----- DATASET ENTRIES
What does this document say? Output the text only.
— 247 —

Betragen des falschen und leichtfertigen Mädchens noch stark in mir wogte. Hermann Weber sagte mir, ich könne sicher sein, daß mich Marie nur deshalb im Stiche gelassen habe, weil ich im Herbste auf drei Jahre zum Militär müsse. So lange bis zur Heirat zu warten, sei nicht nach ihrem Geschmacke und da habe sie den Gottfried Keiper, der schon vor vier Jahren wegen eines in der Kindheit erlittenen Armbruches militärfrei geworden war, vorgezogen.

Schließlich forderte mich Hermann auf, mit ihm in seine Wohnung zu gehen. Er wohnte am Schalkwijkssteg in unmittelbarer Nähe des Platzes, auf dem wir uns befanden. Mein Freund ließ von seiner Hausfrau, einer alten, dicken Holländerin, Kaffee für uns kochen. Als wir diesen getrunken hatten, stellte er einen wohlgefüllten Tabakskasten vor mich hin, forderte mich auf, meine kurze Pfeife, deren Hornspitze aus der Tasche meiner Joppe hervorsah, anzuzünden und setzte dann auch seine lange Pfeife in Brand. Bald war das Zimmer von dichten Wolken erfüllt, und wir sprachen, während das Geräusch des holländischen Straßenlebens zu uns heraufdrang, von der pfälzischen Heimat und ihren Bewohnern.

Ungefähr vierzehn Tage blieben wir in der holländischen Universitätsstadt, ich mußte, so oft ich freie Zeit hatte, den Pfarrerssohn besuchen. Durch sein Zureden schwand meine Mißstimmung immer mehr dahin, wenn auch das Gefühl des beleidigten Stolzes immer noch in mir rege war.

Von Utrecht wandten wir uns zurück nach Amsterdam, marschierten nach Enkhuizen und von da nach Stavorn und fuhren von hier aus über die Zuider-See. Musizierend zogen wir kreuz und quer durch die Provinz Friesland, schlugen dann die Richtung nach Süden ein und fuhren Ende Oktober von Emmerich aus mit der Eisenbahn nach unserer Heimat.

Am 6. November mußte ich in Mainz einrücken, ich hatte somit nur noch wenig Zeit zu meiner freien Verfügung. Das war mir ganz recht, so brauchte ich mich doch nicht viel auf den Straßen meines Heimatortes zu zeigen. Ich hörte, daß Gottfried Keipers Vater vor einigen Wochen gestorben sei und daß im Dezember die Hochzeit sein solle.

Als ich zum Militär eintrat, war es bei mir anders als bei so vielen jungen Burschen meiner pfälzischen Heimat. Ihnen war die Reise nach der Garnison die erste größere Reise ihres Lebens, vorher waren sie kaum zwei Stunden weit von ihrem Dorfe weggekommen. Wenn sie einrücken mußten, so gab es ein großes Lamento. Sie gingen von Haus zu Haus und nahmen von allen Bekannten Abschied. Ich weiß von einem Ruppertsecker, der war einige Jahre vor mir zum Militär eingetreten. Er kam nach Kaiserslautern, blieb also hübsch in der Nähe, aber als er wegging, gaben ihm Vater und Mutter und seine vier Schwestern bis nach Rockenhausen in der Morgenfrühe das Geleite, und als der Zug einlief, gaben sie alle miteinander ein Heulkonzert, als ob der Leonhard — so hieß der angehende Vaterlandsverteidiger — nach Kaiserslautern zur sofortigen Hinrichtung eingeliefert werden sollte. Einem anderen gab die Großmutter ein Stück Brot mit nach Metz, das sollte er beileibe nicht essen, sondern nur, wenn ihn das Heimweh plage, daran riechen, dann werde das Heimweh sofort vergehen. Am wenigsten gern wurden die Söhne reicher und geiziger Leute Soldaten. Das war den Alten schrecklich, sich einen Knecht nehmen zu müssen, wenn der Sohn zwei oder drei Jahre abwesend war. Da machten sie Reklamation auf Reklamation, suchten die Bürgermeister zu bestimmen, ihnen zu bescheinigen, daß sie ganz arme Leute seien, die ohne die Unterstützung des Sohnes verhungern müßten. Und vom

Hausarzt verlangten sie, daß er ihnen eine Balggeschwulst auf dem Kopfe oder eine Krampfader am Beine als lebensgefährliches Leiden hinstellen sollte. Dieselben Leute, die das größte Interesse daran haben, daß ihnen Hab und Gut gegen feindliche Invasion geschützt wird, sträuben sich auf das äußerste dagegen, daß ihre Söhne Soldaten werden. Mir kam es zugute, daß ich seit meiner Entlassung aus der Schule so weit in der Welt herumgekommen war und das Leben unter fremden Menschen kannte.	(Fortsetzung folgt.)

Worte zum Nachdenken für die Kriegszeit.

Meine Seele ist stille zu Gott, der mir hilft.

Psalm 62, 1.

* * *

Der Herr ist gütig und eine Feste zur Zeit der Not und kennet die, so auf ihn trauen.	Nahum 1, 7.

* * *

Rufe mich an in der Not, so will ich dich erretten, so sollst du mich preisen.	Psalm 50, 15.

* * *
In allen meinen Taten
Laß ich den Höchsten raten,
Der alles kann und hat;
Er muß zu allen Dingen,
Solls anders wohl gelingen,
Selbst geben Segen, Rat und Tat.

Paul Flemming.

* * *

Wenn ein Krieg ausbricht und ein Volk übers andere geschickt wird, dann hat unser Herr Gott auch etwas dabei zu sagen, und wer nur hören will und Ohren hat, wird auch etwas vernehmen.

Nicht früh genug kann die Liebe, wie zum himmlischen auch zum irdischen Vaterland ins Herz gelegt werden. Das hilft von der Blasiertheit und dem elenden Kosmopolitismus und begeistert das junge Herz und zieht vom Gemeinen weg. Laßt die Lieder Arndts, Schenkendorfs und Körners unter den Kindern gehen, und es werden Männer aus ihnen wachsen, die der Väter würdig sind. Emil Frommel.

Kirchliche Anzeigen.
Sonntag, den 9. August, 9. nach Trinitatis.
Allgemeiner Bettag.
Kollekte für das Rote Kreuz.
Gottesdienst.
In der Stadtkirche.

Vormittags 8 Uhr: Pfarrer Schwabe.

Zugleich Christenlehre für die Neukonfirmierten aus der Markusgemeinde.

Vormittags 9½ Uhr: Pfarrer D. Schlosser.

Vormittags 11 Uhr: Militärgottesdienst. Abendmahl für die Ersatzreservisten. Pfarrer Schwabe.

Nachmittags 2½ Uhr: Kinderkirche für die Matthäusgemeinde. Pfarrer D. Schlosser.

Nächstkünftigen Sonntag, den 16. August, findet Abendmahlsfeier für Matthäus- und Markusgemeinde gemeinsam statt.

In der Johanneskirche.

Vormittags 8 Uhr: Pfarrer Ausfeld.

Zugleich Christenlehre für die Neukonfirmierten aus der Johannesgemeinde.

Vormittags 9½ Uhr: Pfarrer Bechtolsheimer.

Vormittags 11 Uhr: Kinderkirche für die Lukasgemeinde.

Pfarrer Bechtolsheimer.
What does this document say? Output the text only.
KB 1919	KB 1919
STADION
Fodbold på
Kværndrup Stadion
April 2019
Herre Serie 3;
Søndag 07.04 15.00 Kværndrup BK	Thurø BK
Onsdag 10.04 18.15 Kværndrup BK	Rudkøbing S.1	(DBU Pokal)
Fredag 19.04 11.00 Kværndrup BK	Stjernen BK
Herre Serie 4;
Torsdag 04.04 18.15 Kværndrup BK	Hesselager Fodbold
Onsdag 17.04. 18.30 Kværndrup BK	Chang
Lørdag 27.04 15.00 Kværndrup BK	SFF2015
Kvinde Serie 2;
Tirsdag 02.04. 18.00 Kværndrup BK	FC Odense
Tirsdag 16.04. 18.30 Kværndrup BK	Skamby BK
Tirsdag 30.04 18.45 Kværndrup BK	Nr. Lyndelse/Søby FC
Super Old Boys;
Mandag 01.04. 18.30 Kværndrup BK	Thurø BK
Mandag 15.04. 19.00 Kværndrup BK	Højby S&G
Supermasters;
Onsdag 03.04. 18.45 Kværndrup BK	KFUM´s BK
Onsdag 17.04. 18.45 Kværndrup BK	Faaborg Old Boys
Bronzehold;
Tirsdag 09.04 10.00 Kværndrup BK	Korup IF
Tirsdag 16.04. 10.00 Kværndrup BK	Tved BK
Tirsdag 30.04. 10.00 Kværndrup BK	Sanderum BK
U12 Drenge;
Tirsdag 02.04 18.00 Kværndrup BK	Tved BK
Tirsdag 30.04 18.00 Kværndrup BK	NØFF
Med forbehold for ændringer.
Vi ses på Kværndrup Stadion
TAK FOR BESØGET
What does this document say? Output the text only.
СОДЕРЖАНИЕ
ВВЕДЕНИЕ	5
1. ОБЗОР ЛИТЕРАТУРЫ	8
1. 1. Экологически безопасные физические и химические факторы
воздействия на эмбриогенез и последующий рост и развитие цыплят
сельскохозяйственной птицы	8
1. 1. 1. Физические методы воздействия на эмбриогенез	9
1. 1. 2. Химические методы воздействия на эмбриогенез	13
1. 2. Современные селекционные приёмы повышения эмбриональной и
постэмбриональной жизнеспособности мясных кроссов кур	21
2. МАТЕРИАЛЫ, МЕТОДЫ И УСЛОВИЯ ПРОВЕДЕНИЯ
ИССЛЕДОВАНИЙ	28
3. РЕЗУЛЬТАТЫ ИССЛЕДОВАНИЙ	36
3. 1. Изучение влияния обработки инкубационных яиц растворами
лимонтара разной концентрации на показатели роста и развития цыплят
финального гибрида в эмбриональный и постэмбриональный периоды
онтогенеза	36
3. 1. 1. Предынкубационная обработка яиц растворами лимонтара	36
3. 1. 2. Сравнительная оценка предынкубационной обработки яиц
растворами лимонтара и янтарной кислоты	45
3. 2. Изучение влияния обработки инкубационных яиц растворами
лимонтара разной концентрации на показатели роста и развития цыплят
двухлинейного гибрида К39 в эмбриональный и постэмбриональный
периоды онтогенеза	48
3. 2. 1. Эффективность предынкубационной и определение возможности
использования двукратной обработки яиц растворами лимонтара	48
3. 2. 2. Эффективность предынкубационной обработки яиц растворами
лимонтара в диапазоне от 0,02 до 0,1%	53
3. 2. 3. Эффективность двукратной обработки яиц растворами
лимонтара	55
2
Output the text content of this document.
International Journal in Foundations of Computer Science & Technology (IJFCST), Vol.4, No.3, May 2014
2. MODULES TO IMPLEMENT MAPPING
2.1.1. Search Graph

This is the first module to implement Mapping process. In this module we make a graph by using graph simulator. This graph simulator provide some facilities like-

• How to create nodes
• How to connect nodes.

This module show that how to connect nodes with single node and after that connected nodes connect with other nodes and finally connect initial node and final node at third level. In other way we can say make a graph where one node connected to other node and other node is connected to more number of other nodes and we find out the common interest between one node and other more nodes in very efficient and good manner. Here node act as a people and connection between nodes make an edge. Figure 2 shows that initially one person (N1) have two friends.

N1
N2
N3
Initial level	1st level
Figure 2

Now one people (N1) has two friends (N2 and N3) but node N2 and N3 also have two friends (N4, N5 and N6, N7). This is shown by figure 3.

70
----------
(EXERCISE PROMPT)
All lines of the data above that include the word "воздействия" must be shown.

(COMPLETE RESPONSE)
воздействия на эмбриогенез и последующий рост и развитие цыплят
1. 1. 1. Физические методы воздействия на эмбриогенез	9
1. 1. 2. Химические методы воздействия на эмбриогенез	13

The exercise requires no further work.